◆ WORKING DATA ◆
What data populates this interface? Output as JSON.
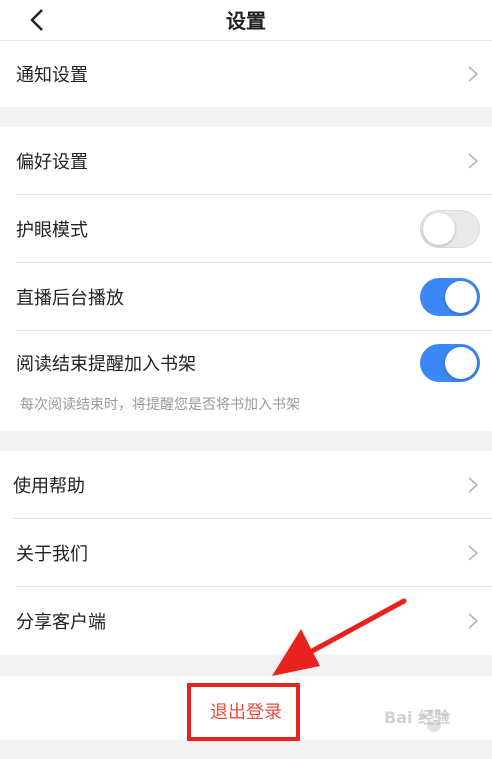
{
  "header": {
    "title": "设置",
    "back_icon": "chevron-left-icon"
  },
  "groups": {
    "notify": {
      "label": "通知设置"
    },
    "prefs": {
      "preference": "偏好设置",
      "eye_mode": "护眼模式",
      "live_bg": "直播后台播放",
      "reading_shelf": "阅读结束提醒加入书架",
      "reading_hint": "每次阅读结束时，将提醒您是否将书加入书架"
    },
    "about": {
      "help": "使用帮助",
      "about_us": "关于我们",
      "share": "分享客户端"
    }
  },
  "toggles": {
    "eye_mode": "off",
    "live_bg": "on",
    "reading_shelf": "on"
  },
  "logout": {
    "label": "退出登录"
  },
  "watermark": {
    "text": "Bai 经验"
  },
  "colors": {
    "toggle_on": "#3b87f5",
    "logout_text": "#e94b3c",
    "annotation_red": "#e8231d",
    "background": "#f2f2f2"
  }
}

◆ EXERCISE ◆
Restate the data above word for word. Skip every picture.

◆ TASK OUTPUT ◆
What data populates this interface? Output as JSON.
{
  "header": {
    "title": "设置",
    "back_icon": "chevron-left-icon"
  },
  "groups": {
    "notify": {
      "label": "通知设置"
    },
    "prefs": {
      "preference": "偏好设置",
      "eye_mode": "护眼模式",
      "live_bg": "直播后台播放",
      "reading_shelf": "阅读结束提醒加入书架",
      "reading_hint": "每次阅读结束时，将提醒您是否将书加入书架"
    },
    "about": {
      "help": "使用帮助",
      "about_us": "关于我们",
      "share": "分享客户端"
    }
  },
  "toggles": {
    "eye_mode": "off",
    "live_bg": "on",
    "reading_shelf": "on"
  },
  "logout": {
    "label": "退出登录"
  },
  "watermark": {
    "text": "Bai 经验"
  },
  "colors": {
    "toggle_on": "#3b87f5",
    "logout_text": "#e94b3c",
    "annotation_red": "#e8231d",
    "background": "#f2f2f2"
  }
}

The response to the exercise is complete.